**The request**
Report every line in the rows below that contains the string "diodes".

**Data records**
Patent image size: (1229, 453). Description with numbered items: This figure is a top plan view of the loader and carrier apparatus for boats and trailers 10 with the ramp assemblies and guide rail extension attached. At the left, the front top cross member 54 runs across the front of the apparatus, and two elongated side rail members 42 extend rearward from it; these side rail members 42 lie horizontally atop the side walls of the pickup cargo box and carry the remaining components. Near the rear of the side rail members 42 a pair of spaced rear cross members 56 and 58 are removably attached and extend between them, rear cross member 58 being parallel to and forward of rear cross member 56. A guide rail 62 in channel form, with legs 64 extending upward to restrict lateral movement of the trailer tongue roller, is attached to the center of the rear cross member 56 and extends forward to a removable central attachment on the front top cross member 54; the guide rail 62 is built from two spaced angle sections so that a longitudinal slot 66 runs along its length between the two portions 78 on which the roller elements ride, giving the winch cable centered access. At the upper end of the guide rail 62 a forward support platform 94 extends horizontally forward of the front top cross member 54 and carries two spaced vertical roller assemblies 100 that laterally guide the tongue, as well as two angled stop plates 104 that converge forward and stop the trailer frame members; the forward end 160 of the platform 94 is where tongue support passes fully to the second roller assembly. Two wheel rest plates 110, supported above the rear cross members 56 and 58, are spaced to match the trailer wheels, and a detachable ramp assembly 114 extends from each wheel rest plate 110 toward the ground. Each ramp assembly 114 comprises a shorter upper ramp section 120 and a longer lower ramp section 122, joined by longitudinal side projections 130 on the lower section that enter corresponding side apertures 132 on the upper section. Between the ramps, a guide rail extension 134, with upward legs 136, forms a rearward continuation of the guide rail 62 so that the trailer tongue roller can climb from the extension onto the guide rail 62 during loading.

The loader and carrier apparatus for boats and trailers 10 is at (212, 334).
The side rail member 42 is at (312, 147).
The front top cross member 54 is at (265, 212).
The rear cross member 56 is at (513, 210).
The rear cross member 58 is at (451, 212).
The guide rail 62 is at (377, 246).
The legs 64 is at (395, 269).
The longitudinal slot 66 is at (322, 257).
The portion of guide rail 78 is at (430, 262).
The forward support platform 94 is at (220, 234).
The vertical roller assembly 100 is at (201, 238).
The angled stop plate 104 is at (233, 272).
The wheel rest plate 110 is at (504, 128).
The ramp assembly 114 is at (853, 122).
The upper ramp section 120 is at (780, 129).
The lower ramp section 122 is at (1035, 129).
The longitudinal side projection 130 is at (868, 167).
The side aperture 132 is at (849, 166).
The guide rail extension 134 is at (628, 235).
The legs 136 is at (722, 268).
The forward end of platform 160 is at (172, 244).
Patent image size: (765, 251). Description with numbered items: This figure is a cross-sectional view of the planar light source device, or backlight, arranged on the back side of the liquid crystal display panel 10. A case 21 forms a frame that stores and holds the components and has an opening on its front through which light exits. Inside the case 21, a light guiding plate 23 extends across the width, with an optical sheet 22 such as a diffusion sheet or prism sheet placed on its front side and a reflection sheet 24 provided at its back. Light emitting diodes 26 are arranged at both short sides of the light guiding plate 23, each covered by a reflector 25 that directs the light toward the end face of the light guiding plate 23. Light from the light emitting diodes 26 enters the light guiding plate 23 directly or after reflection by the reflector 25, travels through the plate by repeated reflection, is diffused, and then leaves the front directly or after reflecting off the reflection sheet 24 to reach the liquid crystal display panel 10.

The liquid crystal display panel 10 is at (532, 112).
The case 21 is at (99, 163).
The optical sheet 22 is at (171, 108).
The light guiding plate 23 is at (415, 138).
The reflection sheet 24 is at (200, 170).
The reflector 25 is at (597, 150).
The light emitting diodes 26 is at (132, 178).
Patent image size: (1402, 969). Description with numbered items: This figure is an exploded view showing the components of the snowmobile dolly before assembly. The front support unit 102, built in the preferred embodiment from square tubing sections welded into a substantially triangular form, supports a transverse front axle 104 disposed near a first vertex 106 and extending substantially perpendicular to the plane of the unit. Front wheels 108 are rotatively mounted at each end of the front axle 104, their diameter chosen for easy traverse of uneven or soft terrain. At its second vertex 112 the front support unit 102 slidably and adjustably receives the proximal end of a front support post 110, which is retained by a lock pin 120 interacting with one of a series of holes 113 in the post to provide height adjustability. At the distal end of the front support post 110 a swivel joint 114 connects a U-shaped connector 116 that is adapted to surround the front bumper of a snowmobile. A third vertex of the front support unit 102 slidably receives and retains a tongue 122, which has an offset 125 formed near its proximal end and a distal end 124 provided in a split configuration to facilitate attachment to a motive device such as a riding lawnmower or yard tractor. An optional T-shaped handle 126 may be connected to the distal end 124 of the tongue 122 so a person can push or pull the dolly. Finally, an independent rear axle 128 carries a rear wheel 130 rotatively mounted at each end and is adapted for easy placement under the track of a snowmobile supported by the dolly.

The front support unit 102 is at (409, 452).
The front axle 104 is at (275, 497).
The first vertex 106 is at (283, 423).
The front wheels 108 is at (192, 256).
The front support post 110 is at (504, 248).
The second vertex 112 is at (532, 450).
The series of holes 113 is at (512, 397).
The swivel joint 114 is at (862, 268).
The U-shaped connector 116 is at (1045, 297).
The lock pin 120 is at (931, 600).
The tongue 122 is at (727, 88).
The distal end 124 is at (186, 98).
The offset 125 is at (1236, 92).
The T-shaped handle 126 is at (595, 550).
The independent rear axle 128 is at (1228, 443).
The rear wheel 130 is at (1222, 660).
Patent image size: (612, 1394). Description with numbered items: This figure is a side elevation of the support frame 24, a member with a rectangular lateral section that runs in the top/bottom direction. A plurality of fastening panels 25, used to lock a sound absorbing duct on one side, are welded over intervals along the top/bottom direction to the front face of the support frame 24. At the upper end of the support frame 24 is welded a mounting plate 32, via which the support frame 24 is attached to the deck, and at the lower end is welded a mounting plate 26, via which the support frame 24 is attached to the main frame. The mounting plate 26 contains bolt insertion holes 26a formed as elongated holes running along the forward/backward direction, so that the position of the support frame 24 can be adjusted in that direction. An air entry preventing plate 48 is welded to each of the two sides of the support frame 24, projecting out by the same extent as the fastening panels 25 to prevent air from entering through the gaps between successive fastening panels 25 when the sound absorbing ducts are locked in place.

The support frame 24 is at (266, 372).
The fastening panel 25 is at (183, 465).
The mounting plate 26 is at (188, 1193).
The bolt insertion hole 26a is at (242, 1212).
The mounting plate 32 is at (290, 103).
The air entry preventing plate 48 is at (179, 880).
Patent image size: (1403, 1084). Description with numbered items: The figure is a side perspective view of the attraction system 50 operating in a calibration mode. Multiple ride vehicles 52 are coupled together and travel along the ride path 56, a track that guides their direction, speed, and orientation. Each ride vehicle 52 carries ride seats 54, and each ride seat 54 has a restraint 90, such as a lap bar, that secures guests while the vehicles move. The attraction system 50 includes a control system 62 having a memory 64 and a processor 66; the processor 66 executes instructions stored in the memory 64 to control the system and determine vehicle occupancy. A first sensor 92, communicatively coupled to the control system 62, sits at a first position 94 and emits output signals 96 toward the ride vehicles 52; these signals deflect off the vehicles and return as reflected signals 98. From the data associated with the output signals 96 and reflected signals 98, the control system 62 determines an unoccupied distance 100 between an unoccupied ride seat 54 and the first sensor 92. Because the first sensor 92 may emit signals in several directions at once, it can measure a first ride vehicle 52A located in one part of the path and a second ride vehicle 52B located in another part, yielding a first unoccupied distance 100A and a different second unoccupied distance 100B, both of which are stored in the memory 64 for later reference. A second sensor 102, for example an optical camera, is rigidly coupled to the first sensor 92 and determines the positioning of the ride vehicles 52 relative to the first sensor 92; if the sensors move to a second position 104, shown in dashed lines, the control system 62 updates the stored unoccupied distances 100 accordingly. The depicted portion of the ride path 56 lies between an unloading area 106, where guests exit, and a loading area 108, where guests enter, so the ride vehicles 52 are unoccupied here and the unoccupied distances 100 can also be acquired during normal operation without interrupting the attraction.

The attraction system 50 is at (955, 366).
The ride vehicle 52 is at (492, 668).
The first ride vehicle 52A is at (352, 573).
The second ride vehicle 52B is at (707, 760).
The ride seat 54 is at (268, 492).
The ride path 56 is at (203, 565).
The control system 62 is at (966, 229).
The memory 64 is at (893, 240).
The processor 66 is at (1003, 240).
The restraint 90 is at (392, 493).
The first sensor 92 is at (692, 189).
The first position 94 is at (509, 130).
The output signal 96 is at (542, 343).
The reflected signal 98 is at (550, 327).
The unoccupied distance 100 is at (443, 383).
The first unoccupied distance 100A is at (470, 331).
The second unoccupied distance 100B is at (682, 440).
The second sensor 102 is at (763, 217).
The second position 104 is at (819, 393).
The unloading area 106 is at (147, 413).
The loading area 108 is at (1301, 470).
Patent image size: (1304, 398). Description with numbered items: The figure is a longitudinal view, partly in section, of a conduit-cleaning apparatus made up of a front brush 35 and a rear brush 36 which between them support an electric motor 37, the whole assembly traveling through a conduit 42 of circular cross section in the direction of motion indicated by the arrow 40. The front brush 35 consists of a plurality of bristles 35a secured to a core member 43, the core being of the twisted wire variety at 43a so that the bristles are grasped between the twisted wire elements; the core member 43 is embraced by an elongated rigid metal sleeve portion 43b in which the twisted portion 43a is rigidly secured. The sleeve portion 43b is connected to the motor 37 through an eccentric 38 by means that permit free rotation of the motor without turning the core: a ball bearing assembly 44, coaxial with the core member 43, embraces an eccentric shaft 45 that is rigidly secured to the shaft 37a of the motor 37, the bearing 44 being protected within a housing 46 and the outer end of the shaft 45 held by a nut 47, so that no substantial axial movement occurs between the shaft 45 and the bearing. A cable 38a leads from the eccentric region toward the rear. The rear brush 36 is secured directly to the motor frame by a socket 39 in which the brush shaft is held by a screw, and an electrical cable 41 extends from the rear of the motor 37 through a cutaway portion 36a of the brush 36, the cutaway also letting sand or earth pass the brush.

**Result for this exercise**
Patent image size: (765, 251). Description with numbered items: This figure is a cross-sectional view of the planar light source device, or backlight, arranged on the back side of the liquid crystal display panel 10. A case 21 forms a frame that stores and holds the components and has an opening on its front through which light exits. Inside the case 21, a light guiding plate 23 extends across the width, with an optical sheet 22 such as a diffusion sheet or prism sheet placed on its front side and a reflection sheet 24 provided at its back. Light emitting diodes 26 are arranged at both short sides of the light guiding plate 23, each covered by a reflector 25 that directs the light toward the end face of the light guiding plate 23. Light from the light emitting diodes 26 enters the light guiding plate 23 directly or after reflection by the reflector 25, travels through the plate by repeated reflection, is diffused, and then leaves the front directly or after reflecting off the reflection sheet 24 to reach the liquid crystal display panel 10.
The light emitting diodes 26 is at (132, 178).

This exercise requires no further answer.